Dataset records →
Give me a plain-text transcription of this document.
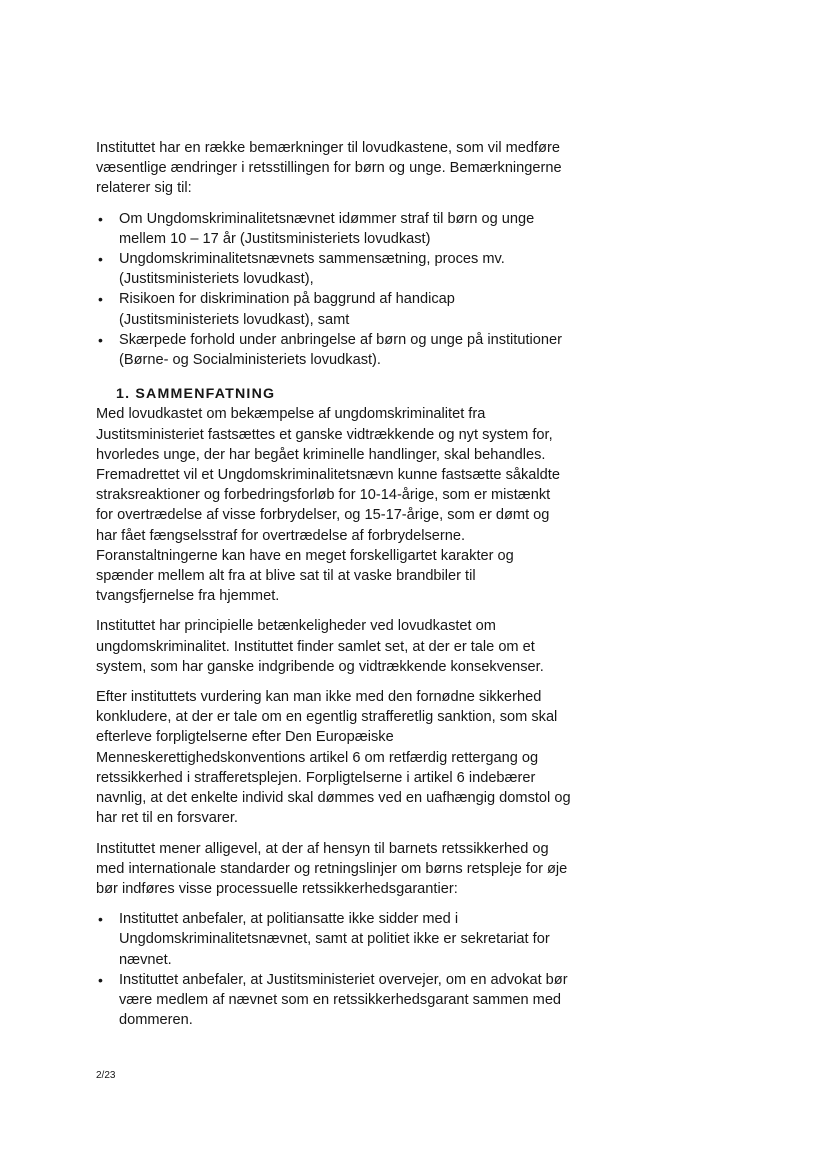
Instituttet har en række bemærkninger til lovudkastene, som vil medføre væsentlige ændringer i retsstillingen for børn og unge. Bemærkningerne relaterer sig til:

• Om Ungdomskriminalitetsnævnet idømmer straf til børn og unge mellem 10 – 17 år (Justitsministeriets lovudkast)
• Ungdomskriminalitetsnævnets sammensætning, proces mv. (Justitsministeriets lovudkast),
• Risikoen for diskrimination på baggrund af handicap (Justitsministeriets lovudkast), samt
• Skærpede forhold under anbringelse af børn og unge på institutioner (Børne- og Socialministeriets lovudkast).
1. SAMMENFATNING

Med lovudkastet om bekæmpelse af ungdomskriminalitet fra Justitsministeriet fastsættes et ganske vidtrækkende og nyt system for, hvorledes unge, der har begået kriminelle handlinger, skal behandles. Fremadrettet vil et Ungdomskriminalitetsnævn kunne fastsætte såkaldte straksreaktioner og forbedringsforløb for 10-14-årige, som er mistænkt for overtrædelse af visse forbrydelser, og 15-17-årige, som er dømt og har fået fængselsstraf for overtrædelse af forbrydelserne. Foranstaltningerne kan have en meget forskelligartet karakter og spænder mellem alt fra at blive sat til at vaske brandbiler til tvangsfjernelse fra hjemmet.

Instituttet har principielle betænkeligheder ved lovudkastet om ungdomskriminalitet. Instituttet finder samlet set, at der er tale om et system, som har ganske indgribende og vidtrækkende konsekvenser.

Efter instituttets vurdering kan man ikke med den fornødne sikkerhed konkludere, at der er tale om en egentlig strafferetlig sanktion, som skal efterleve forpligtelserne efter Den Europæiske Menneskerettighedskonventions artikel 6 om retfærdig rettergang og retssikkerhed i strafferetsplejen. Forpligtelserne i artikel 6 indebærer navnlig, at det enkelte individ skal dømmes ved en uafhængig domstol og har ret til en forsvarer.

Instituttet mener alligevel, at der af hensyn til barnets retssikkerhed og med internationale standarder og retningslinjer om børns retspleje for øje bør indføres visse processuelle retssikkerhedsgarantier:

• Instituttet anbefaler, at politiansatte ikke sidder med i Ungdomskriminalitetsnævnet, samt at politiet ikke er sekretariat for nævnet.
• Instituttet anbefaler, at Justitsministeriet overvejer, om en advokat bør være medlem af nævnet som en retssikkerhedsgarant sammen med dommeren.
2/23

Problem → Reproduce every line of the material precisely, omitting its pictures.

Result →
Give me a plain-text transcription of this document.
Instituttet har en række bemærkninger til lovudkastene, som vil medføre væsentlige ændringer i retsstillingen for børn og unge. Bemærkningerne relaterer sig til:

• Om Ungdomskriminalitetsnævnet idømmer straf til børn og unge mellem 10 – 17 år (Justitsministeriets lovudkast)
• Ungdomskriminalitetsnævnets sammensætning, proces mv. (Justitsministeriets lovudkast),
• Risikoen for diskrimination på baggrund af handicap (Justitsministeriets lovudkast), samt
• Skærpede forhold under anbringelse af børn og unge på institutioner (Børne- og Socialministeriets lovudkast).
1. SAMMENFATNING

Med lovudkastet om bekæmpelse af ungdomskriminalitet fra Justitsministeriet fastsættes et ganske vidtrækkende og nyt system for, hvorledes unge, der har begået kriminelle handlinger, skal behandles. Fremadrettet vil et Ungdomskriminalitetsnævn kunne fastsætte såkaldte straksreaktioner og forbedringsforløb for 10-14-årige, som er mistænkt for overtrædelse af visse forbrydelser, og 15-17-årige, som er dømt og har fået fængselsstraf for overtrædelse af forbrydelserne. Foranstaltningerne kan have en meget forskelligartet karakter og spænder mellem alt fra at blive sat til at vaske brandbiler til tvangsfjernelse fra hjemmet.

Instituttet har principielle betænkeligheder ved lovudkastet om ungdomskriminalitet. Instituttet finder samlet set, at der er tale om et system, som har ganske indgribende og vidtrækkende konsekvenser.

Efter instituttets vurdering kan man ikke med den fornødne sikkerhed konkludere, at der er tale om en egentlig strafferetlig sanktion, som skal efterleve forpligtelserne efter Den Europæiske Menneskerettighedskonventions artikel 6 om retfærdig rettergang og retssikkerhed i strafferetsplejen. Forpligtelserne i artikel 6 indebærer navnlig, at det enkelte individ skal dømmes ved en uafhængig domstol og har ret til en forsvarer.

Instituttet mener alligevel, at der af hensyn til barnets retssikkerhed og med internationale standarder og retningslinjer om børns retspleje for øje bør indføres visse processuelle retssikkerhedsgarantier:

• Instituttet anbefaler, at politiansatte ikke sidder med i Ungdomskriminalitetsnævnet, samt at politiet ikke er sekretariat for nævnet.
• Instituttet anbefaler, at Justitsministeriet overvejer, om en advokat bør være medlem af nævnet som en retssikkerhedsgarant sammen med dommeren.
2/23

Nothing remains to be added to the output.